[proofplan]
We prove both directions of the equivalence. For the forward direction, if $(P)$ is feasible, we exhibit a Phase I solution with objective value $0$ and argue that $0$ is the global minimum. For the converse, if the Phase I optimum is $0$, we extract the $x$-component of the optimal Phase I solution and verify it satisfies the original constraints.
[/proofplan]
[step:Recall the Phase I construction]
Given the linear program $(P)$: minimise $c^\top x$ subject to $Ax = b$, $x \geq 0$, the Phase I problem is
\begin{align*}
\min_{x, y} \quad & \sum_{i=1}^{m} y_i \\
\text{subject to} \quad & Ax + y = b, \\
& x \geq 0, \quad y \geq 0,
\end{align*}
where $y \in \mathbb{R}^m$ is the vector of artificial variables. We assume WLOG that $b \geq 0$ (if $b_i < 0$, multiply the $i$-th constraint by $-1$).
[guided]
The Phase I method introduces one artificial variable $y_i \geq 0$ per equality constraint. The artificial variables serve as a "crutch": the point $(x, y) = (0, b)$ is always feasible for the Phase I problem (since $A \cdot 0 + b = b$ and $b \geq 0$ after sign adjustment). The Phase I objective $\sum_i y_i$ penalises the use of artificial variables. The original system $Ax = b$, $x \geq 0$ is feasible if and only if we can drive all artificial variables to zero, which happens precisely when the Phase I optimum equals $0$.
[/guided]
[/step]
[step:Prove that feasibility of $(P)$ implies the Phase I optimum is $0$]
Suppose $(P)$ is feasible. Then there exists $x^* \geq 0$ with $Ax^* = b$. Consider the point $(x^*, 0)$ in the Phase I problem. We verify feasibility: $Ax^* + 0 = b$ holds, $x^* \geq 0$, and $0 \geq 0$. The Phase I objective at this point is $\sum_{i=1}^{m} 0 = 0$.
Since $y_i \geq 0$ for all $i$, the Phase I objective $\sum_i y_i \geq 0$ for every feasible Phase I solution. Therefore $0$ is a lower bound on the Phase I optimal value. Since we have exhibited a feasible point achieving $0$, the Phase I optimal value is exactly $0$.

------------------------

▸ Challenge a: Locate each line in the records that contains the word "their", and copy those lines in full.
The proof above has no connection to the records that come next.

▸ Entries shown:
------------------------

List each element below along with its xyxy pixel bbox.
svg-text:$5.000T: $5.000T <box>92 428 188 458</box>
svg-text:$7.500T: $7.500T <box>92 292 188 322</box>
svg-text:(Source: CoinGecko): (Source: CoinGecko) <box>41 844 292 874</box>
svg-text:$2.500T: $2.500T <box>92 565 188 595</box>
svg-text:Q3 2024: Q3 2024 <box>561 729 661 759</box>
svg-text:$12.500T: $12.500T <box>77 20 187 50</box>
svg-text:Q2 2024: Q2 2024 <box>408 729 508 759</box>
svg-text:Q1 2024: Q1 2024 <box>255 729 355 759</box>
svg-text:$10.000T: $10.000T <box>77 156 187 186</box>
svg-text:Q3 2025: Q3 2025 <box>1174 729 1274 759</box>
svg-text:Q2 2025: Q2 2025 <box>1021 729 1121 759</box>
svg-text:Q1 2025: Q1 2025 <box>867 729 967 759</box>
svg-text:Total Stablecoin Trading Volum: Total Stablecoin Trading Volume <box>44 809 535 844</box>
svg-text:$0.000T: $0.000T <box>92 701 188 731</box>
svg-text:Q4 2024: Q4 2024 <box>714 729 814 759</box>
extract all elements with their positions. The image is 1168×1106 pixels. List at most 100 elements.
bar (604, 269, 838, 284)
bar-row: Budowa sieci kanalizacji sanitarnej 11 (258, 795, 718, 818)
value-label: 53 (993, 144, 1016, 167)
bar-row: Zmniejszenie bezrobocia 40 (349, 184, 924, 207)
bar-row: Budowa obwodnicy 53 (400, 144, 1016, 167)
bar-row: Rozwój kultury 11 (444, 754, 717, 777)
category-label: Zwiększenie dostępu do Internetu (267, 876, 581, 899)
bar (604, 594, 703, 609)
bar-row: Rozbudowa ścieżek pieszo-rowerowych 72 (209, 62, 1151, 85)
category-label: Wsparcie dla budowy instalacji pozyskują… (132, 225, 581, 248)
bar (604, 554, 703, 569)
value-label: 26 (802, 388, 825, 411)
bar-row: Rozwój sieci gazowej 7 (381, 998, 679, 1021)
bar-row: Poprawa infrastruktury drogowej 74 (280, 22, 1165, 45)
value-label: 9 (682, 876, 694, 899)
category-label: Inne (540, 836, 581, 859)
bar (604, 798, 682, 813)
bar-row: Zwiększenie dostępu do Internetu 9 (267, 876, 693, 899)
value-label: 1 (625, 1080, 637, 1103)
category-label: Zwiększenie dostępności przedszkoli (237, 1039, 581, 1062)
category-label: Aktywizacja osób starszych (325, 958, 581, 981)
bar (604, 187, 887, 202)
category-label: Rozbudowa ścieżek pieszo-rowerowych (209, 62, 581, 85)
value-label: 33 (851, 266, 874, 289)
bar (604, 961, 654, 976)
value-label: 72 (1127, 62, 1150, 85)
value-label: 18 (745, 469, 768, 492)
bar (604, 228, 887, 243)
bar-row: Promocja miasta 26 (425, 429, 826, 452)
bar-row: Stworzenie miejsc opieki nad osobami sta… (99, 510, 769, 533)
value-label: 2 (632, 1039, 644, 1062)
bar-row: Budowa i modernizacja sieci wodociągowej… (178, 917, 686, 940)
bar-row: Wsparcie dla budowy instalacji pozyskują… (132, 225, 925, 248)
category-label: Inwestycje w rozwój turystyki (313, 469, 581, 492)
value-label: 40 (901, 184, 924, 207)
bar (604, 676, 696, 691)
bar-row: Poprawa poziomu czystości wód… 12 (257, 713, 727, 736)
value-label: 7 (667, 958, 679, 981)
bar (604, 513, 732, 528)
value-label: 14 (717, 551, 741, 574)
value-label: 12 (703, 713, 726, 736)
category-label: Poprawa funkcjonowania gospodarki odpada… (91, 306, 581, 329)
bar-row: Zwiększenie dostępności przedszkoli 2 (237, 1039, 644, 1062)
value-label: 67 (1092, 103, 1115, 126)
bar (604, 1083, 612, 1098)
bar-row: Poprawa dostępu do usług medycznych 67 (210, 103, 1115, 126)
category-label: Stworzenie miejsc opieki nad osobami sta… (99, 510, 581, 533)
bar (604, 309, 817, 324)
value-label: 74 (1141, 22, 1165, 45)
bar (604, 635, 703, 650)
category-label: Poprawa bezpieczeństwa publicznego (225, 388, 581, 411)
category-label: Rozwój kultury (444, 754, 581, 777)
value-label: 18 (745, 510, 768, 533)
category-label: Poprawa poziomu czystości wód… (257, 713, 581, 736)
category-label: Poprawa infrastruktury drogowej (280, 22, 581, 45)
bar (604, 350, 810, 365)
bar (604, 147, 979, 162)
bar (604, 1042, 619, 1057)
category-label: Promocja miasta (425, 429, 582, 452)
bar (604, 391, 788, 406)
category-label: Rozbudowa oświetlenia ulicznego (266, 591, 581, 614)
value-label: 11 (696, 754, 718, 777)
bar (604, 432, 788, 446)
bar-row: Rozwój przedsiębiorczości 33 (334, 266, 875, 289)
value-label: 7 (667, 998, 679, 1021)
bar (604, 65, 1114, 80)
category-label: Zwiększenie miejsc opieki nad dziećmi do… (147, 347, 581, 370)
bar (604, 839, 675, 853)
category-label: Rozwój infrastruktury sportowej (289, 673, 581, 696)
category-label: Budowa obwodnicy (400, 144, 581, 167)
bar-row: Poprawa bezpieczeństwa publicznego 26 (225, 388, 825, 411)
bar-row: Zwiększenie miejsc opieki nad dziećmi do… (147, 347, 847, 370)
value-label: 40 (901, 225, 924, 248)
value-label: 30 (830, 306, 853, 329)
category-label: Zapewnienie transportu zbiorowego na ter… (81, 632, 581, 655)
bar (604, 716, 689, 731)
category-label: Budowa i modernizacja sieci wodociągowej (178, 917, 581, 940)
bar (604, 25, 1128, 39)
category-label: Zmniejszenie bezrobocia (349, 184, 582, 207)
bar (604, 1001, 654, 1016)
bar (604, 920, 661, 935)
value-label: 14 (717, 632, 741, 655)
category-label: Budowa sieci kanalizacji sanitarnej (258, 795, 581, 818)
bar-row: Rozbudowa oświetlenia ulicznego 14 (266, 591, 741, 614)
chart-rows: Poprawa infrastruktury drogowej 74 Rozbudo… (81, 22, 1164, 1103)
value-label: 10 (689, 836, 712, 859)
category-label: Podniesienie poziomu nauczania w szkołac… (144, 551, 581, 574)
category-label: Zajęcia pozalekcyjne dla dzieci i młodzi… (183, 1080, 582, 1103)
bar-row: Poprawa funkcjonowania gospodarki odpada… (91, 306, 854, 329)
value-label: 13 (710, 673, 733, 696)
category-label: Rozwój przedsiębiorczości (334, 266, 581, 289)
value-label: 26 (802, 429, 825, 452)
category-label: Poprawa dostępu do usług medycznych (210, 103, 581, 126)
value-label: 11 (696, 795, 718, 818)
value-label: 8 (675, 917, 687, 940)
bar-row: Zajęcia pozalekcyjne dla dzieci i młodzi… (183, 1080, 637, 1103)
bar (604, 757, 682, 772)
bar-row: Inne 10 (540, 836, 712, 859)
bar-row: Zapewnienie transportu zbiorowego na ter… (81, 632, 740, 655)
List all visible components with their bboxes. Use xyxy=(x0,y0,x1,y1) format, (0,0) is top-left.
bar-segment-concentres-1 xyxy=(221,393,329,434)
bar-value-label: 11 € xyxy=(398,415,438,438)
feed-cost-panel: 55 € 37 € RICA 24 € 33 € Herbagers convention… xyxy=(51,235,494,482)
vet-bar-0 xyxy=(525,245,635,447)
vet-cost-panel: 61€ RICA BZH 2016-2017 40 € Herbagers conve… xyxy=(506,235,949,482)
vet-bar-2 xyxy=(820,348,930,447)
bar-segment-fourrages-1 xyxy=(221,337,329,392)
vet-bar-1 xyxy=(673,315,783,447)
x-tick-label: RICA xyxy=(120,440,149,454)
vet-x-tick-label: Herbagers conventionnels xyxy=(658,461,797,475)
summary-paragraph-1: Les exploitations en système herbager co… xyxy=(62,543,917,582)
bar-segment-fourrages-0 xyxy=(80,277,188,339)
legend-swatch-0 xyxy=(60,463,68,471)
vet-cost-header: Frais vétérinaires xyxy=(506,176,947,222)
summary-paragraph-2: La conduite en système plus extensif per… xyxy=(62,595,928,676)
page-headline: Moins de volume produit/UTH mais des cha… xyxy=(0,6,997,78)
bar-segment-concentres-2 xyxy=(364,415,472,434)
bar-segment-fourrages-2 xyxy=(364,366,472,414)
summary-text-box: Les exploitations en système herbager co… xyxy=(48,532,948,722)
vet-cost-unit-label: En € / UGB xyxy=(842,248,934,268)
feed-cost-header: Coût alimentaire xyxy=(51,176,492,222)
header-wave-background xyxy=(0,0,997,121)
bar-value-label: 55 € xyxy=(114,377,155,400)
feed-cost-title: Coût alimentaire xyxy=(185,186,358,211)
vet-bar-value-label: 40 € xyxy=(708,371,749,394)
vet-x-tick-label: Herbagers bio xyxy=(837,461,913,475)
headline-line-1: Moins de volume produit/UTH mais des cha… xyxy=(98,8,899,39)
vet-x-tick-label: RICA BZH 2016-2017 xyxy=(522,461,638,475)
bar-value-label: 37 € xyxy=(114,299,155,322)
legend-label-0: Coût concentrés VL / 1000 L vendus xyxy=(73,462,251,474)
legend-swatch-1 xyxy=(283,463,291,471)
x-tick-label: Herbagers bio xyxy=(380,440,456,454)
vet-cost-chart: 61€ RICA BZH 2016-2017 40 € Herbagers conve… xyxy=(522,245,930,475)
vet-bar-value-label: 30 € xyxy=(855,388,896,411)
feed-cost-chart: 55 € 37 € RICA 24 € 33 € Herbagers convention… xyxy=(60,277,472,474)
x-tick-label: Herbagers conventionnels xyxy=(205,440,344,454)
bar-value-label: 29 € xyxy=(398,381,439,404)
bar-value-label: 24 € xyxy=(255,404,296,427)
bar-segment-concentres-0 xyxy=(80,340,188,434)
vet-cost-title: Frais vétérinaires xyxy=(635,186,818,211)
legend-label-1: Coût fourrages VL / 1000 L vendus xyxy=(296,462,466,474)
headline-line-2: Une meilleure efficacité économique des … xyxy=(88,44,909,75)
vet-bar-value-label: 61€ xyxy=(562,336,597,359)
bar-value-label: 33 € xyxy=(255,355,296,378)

------------------------

▸ Challenge b: Rewrite the paragraph of the proof that begins "The Phase I method introduces" as a short bulleted list that keeps its main facts.

▸ Complete answer a:
extract all elements with their positions. The image is 1168×1106 pixels. List at most 100 elements.
List all visible components with their bboxes. Use xyxy=(x0,y0,x1,y1) format, (0,0) is top-left.

▸ Complete answer b:
- Phase I adds one artificial variable y_i ≥ 0 for each equality constraint.
- The artificial variables act as a "crutch." The point (x, y) = (0, b) is always feasible for the Phase I problem, because A·0 + b = b and b ≥ 0 after sign adjustment.
- The Phase I objective, the sum of the y_i, penalizes the use of artificial variables.
- The original system Ax = b, x ≥ 0 is feasible exactly when all artificial variables can be driven to zero. That happens precisely when the Phase I optimum equals 0.